** Start DATA SUPPLIED **
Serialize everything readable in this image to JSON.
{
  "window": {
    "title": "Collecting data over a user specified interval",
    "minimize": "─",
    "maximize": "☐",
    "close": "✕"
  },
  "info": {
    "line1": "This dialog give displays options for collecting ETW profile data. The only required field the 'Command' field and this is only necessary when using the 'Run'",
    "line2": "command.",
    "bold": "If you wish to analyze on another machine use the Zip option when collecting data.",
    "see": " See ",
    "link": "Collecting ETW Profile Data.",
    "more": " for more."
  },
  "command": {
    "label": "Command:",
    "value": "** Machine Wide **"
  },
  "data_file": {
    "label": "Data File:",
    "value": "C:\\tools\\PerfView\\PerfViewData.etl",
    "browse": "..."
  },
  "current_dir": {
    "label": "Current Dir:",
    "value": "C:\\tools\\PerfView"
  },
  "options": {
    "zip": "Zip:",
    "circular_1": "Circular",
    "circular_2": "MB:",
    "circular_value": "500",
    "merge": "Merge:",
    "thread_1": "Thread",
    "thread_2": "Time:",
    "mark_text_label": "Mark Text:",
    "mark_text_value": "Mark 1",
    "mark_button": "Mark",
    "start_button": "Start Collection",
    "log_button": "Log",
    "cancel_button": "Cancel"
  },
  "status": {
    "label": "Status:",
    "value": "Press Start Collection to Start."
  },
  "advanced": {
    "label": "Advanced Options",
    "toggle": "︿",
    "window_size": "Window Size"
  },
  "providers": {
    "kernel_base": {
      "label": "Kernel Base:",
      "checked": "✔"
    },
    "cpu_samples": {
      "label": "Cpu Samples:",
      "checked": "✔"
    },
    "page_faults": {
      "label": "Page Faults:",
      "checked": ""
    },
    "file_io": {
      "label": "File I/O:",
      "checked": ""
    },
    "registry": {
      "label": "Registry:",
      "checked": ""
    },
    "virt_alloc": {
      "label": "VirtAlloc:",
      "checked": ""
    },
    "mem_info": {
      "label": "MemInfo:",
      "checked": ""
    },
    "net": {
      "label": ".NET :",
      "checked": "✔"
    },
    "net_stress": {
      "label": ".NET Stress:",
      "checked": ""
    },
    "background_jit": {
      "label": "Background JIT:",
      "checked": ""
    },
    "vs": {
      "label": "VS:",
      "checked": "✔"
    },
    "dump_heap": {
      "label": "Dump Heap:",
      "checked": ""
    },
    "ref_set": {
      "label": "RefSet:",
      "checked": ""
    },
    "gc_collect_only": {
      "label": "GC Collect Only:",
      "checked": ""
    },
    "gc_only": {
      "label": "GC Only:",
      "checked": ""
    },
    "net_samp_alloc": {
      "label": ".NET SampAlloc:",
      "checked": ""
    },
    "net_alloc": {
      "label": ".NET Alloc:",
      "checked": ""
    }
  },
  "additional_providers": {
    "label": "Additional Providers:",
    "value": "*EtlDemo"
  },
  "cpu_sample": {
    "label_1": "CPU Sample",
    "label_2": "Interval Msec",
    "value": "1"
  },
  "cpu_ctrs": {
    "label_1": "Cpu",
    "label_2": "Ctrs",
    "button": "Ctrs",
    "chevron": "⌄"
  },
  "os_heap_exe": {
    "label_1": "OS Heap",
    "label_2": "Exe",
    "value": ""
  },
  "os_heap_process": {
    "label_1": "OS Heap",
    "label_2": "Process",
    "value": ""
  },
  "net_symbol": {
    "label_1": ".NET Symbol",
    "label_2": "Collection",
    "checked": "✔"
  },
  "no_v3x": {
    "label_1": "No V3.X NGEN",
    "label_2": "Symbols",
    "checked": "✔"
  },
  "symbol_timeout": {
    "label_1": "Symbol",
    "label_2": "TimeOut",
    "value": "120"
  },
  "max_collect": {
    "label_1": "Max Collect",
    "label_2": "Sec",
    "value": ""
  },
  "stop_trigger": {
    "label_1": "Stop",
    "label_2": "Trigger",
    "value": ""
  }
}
** End DATA SUPPLIED **
» **DIRECTIONS**:
Return every line above in which the string "PerfView" occurs.

» **SOLUTION TO THE PROBLEM**:
    "value": "C:\\tools\\PerfView\\PerfViewData.etl",
    "value": "C:\\tools\\PerfView"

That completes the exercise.